SHORT TASK — In the listing below, report every line that contains the word "Losing", and treat uppercase and lowercase as different.

PROVIDED ENTRIES —
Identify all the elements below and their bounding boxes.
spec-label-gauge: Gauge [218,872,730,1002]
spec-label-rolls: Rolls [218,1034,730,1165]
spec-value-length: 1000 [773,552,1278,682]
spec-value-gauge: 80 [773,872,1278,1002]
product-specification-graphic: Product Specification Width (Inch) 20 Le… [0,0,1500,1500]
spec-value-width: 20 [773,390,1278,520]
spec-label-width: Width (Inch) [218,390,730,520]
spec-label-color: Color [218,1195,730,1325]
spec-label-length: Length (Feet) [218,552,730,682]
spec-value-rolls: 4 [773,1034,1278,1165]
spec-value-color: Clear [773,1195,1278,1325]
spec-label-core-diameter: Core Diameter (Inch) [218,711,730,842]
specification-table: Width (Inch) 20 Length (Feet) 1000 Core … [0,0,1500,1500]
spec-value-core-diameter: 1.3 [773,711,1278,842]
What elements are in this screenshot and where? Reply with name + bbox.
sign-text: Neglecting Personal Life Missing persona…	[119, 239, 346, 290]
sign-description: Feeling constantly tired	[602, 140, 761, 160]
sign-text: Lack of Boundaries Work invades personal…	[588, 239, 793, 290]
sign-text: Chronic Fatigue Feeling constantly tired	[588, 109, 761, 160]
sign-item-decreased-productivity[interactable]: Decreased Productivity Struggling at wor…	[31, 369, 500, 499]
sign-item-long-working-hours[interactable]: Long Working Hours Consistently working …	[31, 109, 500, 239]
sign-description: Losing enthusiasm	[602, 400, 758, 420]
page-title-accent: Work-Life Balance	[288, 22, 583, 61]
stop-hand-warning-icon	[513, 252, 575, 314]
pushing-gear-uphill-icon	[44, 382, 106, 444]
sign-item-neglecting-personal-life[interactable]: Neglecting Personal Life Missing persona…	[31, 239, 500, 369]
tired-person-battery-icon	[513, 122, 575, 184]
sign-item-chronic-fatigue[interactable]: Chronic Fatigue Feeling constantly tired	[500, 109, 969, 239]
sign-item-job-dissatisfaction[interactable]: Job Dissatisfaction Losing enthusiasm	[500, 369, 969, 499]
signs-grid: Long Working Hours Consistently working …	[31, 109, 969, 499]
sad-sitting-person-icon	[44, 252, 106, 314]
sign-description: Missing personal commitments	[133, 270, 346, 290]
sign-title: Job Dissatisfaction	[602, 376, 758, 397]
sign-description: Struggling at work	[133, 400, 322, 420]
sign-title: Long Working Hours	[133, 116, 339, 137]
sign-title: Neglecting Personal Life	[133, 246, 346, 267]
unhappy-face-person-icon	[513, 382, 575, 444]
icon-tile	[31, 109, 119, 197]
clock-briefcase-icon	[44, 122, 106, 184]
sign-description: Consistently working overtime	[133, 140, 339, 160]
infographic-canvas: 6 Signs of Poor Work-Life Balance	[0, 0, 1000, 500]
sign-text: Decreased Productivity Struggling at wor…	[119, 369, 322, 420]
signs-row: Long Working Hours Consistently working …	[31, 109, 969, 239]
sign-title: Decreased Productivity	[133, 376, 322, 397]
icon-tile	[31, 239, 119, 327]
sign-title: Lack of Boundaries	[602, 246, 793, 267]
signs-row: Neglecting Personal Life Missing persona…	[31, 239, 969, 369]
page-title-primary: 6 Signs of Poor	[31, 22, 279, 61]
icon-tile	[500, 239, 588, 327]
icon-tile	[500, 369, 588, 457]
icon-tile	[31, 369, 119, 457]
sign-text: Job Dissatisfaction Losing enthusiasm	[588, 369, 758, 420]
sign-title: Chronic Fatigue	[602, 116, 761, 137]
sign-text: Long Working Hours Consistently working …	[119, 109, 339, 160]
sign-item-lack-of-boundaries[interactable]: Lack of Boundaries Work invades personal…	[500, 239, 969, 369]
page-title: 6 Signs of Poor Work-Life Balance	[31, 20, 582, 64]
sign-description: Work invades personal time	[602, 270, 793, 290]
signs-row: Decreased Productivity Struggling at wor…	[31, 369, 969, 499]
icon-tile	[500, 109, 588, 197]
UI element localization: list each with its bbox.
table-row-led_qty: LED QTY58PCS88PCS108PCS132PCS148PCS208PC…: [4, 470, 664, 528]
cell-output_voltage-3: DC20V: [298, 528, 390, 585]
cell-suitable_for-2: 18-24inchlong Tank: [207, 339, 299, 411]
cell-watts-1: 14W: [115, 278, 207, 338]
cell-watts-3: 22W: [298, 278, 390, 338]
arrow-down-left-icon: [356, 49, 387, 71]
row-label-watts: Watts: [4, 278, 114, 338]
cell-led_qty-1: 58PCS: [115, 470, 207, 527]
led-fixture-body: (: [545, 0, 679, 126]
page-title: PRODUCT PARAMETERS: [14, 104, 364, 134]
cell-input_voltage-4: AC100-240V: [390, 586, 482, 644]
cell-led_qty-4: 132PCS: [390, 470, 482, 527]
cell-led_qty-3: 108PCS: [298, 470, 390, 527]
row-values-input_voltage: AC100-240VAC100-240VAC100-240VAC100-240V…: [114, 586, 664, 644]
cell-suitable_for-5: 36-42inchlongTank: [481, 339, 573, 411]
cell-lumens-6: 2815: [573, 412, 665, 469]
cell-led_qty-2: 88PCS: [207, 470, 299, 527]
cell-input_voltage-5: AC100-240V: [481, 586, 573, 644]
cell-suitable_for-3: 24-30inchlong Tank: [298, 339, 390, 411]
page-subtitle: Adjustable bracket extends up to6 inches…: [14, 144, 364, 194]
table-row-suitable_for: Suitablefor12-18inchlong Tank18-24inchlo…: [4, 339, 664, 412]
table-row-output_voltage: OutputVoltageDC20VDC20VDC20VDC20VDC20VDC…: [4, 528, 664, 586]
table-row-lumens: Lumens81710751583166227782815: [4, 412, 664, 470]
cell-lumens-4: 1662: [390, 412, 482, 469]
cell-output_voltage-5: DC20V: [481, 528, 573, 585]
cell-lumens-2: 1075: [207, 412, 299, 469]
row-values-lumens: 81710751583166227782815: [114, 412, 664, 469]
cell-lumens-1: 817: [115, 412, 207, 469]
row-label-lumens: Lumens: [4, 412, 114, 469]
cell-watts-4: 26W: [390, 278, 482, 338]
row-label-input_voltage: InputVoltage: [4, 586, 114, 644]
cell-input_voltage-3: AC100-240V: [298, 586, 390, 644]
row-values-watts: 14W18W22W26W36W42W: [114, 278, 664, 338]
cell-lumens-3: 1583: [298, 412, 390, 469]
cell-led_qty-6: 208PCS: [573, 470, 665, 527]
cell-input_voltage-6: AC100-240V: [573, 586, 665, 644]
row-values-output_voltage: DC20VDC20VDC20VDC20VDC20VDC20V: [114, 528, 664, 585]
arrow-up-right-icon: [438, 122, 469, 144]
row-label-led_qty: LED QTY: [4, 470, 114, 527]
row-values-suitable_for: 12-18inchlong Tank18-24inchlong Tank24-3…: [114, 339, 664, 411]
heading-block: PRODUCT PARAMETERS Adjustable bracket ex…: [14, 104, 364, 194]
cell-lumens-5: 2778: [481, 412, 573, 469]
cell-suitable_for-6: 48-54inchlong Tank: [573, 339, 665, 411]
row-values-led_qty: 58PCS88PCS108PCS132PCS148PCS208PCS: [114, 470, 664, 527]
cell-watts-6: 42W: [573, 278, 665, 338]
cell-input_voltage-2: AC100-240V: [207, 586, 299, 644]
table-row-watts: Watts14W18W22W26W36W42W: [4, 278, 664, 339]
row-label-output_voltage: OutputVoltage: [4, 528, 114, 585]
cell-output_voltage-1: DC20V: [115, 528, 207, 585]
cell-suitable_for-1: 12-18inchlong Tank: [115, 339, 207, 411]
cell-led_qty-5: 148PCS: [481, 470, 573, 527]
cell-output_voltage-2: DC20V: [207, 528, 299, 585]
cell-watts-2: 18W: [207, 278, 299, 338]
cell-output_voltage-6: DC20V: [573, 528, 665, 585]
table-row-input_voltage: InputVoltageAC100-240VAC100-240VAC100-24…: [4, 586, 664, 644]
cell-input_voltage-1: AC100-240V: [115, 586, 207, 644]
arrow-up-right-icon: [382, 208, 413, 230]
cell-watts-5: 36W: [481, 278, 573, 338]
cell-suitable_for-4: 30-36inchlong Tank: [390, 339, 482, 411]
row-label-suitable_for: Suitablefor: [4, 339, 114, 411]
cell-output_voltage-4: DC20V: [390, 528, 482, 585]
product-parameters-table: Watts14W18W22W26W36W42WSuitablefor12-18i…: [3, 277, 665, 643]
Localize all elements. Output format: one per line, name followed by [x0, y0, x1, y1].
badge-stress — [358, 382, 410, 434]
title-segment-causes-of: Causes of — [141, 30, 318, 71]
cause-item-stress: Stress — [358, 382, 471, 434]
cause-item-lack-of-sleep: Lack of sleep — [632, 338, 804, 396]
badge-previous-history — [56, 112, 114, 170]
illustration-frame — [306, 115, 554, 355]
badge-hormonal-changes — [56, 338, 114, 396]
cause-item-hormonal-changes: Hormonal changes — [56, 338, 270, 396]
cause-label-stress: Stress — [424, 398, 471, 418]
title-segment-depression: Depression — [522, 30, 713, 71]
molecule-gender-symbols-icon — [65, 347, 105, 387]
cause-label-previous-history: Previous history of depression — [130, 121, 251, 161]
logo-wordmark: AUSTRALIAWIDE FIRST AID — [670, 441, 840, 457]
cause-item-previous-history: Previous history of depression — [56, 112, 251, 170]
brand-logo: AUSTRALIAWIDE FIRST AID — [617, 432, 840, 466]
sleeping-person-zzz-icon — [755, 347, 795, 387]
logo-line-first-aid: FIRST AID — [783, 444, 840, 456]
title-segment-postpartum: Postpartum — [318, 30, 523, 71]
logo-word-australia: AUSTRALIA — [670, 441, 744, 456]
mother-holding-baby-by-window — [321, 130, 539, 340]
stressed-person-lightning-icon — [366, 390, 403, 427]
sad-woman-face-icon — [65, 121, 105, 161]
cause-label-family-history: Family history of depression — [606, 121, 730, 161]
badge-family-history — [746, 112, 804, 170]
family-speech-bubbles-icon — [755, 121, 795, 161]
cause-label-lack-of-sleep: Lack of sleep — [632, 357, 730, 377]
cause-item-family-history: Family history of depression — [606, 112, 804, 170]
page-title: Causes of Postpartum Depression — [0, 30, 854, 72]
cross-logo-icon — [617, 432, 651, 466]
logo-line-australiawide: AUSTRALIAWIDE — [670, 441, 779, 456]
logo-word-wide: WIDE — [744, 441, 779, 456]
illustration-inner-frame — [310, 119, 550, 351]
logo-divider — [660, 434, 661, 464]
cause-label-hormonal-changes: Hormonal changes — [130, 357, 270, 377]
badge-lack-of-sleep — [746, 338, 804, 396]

THE REPLY —
sign-description: Losing enthusiasm	[602, 400, 758, 420]
sign-item-job-dissatisfaction[interactable]: Job Dissatisfaction Losing enthusiasm	[500, 369, 969, 499]
sign-text: Job Dissatisfaction Losing enthusiasm	[588, 369, 758, 420]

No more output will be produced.